⟨
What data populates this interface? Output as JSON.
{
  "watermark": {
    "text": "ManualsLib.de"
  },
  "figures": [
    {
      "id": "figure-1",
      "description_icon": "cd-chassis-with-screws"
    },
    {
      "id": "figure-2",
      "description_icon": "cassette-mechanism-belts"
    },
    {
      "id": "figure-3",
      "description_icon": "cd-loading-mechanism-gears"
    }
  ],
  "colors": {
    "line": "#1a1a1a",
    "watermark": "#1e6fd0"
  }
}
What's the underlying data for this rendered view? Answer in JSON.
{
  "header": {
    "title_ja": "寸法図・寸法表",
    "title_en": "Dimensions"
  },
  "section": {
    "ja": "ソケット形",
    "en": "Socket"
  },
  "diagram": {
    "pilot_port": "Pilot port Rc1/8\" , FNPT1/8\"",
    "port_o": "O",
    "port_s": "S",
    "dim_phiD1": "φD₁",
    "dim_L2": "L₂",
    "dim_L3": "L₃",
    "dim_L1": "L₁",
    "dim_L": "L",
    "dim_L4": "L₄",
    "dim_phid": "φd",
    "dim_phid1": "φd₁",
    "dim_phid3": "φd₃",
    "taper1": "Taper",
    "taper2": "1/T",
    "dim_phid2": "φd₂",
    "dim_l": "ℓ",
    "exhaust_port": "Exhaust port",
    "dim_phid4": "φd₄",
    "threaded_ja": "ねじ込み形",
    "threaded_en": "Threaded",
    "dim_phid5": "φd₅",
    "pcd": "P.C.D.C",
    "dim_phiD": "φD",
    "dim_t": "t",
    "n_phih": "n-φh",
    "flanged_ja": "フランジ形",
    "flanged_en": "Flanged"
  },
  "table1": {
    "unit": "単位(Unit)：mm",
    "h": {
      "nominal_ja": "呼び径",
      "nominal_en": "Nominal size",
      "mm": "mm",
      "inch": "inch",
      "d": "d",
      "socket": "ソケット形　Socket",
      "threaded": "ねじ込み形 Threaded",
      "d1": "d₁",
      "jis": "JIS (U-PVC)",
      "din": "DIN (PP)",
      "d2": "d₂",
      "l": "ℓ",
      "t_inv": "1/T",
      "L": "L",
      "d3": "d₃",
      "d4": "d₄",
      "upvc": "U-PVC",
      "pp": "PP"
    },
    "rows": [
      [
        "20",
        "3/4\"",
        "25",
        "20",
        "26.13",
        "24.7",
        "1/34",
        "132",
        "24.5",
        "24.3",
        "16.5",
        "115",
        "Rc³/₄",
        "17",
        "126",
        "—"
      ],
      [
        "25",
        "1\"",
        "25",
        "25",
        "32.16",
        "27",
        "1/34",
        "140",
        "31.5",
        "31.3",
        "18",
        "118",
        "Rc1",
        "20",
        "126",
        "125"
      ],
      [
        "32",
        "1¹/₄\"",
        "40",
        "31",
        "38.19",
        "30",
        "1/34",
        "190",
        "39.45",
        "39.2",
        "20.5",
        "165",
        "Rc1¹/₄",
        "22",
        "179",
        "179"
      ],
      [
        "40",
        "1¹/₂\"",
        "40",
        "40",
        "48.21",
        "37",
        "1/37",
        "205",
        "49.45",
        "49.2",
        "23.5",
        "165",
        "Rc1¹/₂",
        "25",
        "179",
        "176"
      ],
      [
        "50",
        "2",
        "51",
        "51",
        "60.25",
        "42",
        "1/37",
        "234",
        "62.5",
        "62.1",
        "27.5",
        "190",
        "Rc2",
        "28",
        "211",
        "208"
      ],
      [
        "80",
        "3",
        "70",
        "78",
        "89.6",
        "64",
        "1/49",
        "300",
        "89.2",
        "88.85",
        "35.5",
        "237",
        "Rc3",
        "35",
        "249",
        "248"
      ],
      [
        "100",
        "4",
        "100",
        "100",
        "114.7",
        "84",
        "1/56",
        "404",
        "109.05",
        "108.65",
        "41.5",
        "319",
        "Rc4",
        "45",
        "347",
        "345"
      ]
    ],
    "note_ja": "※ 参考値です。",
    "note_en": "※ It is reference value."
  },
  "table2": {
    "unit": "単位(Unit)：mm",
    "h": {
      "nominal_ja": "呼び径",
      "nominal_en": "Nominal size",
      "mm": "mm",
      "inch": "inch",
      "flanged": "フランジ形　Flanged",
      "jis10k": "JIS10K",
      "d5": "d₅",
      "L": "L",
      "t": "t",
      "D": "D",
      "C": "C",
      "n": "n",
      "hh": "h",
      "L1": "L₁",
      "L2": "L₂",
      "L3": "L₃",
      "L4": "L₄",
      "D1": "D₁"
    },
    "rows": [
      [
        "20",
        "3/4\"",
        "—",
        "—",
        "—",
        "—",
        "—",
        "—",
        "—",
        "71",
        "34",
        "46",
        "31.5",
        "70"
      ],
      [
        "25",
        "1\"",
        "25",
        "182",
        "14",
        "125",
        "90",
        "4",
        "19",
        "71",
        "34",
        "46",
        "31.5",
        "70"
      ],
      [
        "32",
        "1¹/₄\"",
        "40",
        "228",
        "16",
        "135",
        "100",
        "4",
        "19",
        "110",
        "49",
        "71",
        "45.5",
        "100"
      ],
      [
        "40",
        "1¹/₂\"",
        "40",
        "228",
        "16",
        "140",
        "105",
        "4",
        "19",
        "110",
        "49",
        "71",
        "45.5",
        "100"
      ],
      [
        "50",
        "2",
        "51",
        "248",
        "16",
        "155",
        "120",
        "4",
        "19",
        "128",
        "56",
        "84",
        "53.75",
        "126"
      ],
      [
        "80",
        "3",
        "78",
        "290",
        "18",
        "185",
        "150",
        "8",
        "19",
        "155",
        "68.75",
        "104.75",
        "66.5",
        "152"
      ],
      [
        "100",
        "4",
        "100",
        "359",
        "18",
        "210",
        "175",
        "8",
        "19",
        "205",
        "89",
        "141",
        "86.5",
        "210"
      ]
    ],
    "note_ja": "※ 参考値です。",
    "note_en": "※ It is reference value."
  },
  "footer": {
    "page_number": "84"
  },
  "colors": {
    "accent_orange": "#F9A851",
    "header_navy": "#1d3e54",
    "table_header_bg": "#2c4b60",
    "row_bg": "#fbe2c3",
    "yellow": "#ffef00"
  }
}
⟩
### GOAL OF THE EXERCISE
Produce a verbatim transcription of the entries above.

### FULL ANSWER
What data populates this interface? Output as JSON.
{
  "watermark": {
    "text": "ManualsLib.de"
  },
  "figures": [
    {
      "id": "figure-1",
      "description_icon": "cd-chassis-with-screws"
    },
    {
      "id": "figure-2",
      "description_icon": "cassette-mechanism-belts"
    },
    {
      "id": "figure-3",
      "description_icon": "cd-loading-mechanism-gears"
    }
  ],
  "colors": {
    "line": "#1a1a1a",
    "watermark": "#1e6fd0"
  }
}
What's the underlying data for this rendered view? Answer in JSON.
{
  "header": {
    "title_ja": "寸法図・寸法表",
    "title_en": "Dimensions"
  },
  "section": {
    "ja": "ソケット形",
    "en": "Socket"
  },
  "diagram": {
    "pilot_port": "Pilot port Rc1/8\" , FNPT1/8\"",
    "port_o": "O",
    "port_s": "S",
    "dim_phiD1": "φD₁",
    "dim_L2": "L₂",
    "dim_L3": "L₃",
    "dim_L1": "L₁",
    "dim_L": "L",
    "dim_L4": "L₄",
    "dim_phid": "φd",
    "dim_phid1": "φd₁",
    "dim_phid3": "φd₃",
    "taper1": "Taper",
    "taper2": "1/T",
    "dim_phid2": "φd₂",
    "dim_l": "ℓ",
    "exhaust_port": "Exhaust port",
    "dim_phid4": "φd₄",
    "threaded_ja": "ねじ込み形",
    "threaded_en": "Threaded",
    "dim_phid5": "φd₅",
    "pcd": "P.C.D.C",
    "dim_phiD": "φD",
    "dim_t": "t",
    "n_phih": "n-φh",
    "flanged_ja": "フランジ形",
    "flanged_en": "Flanged"
  },
  "table1": {
    "unit": "単位(Unit)：mm",
    "h": {
      "nominal_ja": "呼び径",
      "nominal_en": "Nominal size",
      "mm": "mm",
      "inch": "inch",
      "d": "d",
      "socket": "ソケット形　Socket",
      "threaded": "ねじ込み形 Threaded",
      "d1": "d₁",
      "jis": "JIS (U-PVC)",
      "din": "DIN (PP)",
      "d2": "d₂",
      "l": "ℓ",
      "t_inv": "1/T",
      "L": "L",
      "d3": "d₃",
      "d4": "d₄",
      "upvc": "U-PVC",
      "pp": "PP"
    },
    "rows": [
      [
        "20",
        "3/4\"",
        "25",
        "20",
        "26.13",
        "24.7",
        "1/34",
        "132",
        "24.5",
        "24.3",
        "16.5",
        "115",
        "Rc³/₄",
        "17",
        "126",
        "—"
      ],
      [
        "25",
        "1\"",
        "25",
        "25",
        "32.16",
        "27",
        "1/34",
        "140",
        "31.5",
        "31.3",
        "18",
        "118",
        "Rc1",
        "20",
        "126",
        "125"
      ],
      [
        "32",
        "1¹/₄\"",
        "40",
        "31",
        "38.19",
        "30",
        "1/34",
        "190",
        "39.45",
        "39.2",
        "20.5",
        "165",
        "Rc1¹/₄",
        "22",
        "179",
        "179"
      ],
      [
        "40",
        "1¹/₂\"",
        "40",
        "40",
        "48.21",
        "37",
        "1/37",
        "205",
        "49.45",
        "49.2",
        "23.5",
        "165",
        "Rc1¹/₂",
        "25",
        "179",
        "176"
      ],
      [
        "50",
        "2",
        "51",
        "51",
        "60.25",
        "42",
        "1/37",
        "234",
        "62.5",
        "62.1",
        "27.5",
        "190",
        "Rc2",
        "28",
        "211",
        "208"
      ],
      [
        "80",
        "3",
        "70",
        "78",
        "89.6",
        "64",
        "1/49",
        "300",
        "89.2",
        "88.85",
        "35.5",
        "237",
        "Rc3",
        "35",
        "249",
        "248"
      ],
      [
        "100",
        "4",
        "100",
        "100",
        "114.7",
        "84",
        "1/56",
        "404",
        "109.05",
        "108.65",
        "41.5",
        "319",
        "Rc4",
        "45",
        "347",
        "345"
      ]
    ],
    "note_ja": "※ 参考値です。",
    "note_en": "※ It is reference value."
  },
  "table2": {
    "unit": "単位(Unit)：mm",
    "h": {
      "nominal_ja": "呼び径",
      "nominal_en": "Nominal size",
      "mm": "mm",
      "inch": "inch",
      "flanged": "フランジ形　Flanged",
      "jis10k": "JIS10K",
      "d5": "d₅",
      "L": "L",
      "t": "t",
      "D": "D",
      "C": "C",
      "n": "n",
      "hh": "h",
      "L1": "L₁",
      "L2": "L₂",
      "L3": "L₃",
      "L4": "L₄",
      "D1": "D₁"
    },
    "rows": [
      [
        "20",
        "3/4\"",
        "—",
        "—",
        "—",
        "—",
        "—",
        "—",
        "—",
        "71",
        "34",
        "46",
        "31.5",
        "70"
      ],
      [
        "25",
        "1\"",
        "25",
        "182",
        "14",
        "125",
        "90",
        "4",
        "19",
        "71",
        "34",
        "46",
        "31.5",
        "70"
      ],
      [
        "32",
        "1¹/₄\"",
        "40",
        "228",
        "16",
        "135",
        "100",
        "4",
        "19",
        "110",
        "49",
        "71",
        "45.5",
        "100"
      ],
      [
        "40",
        "1¹/₂\"",
        "40",
        "228",
        "16",
        "140",
        "105",
        "4",
        "19",
        "110",
        "49",
        "71",
        "45.5",
        "100"
      ],
      [
        "50",
        "2",
        "51",
        "248",
        "16",
        "155",
        "120",
        "4",
        "19",
        "128",
        "56",
        "84",
        "53.75",
        "126"
      ],
      [
        "80",
        "3",
        "78",
        "290",
        "18",
        "185",
        "150",
        "8",
        "19",
        "155",
        "68.75",
        "104.75",
        "66.5",
        "152"
      ],
      [
        "100",
        "4",
        "100",
        "359",
        "18",
        "210",
        "175",
        "8",
        "19",
        "205",
        "89",
        "141",
        "86.5",
        "210"
      ]
    ],
    "note_ja": "※ 参考値です。",
    "note_en": "※ It is reference value."
  },
  "footer": {
    "page_number": "84"
  },
  "colors": {
    "accent_orange": "#F9A851",
    "header_navy": "#1d3e54",
    "table_header_bg": "#2c4b60",
    "row_bg": "#fbe2c3",
    "yellow": "#ffef00"
  }
}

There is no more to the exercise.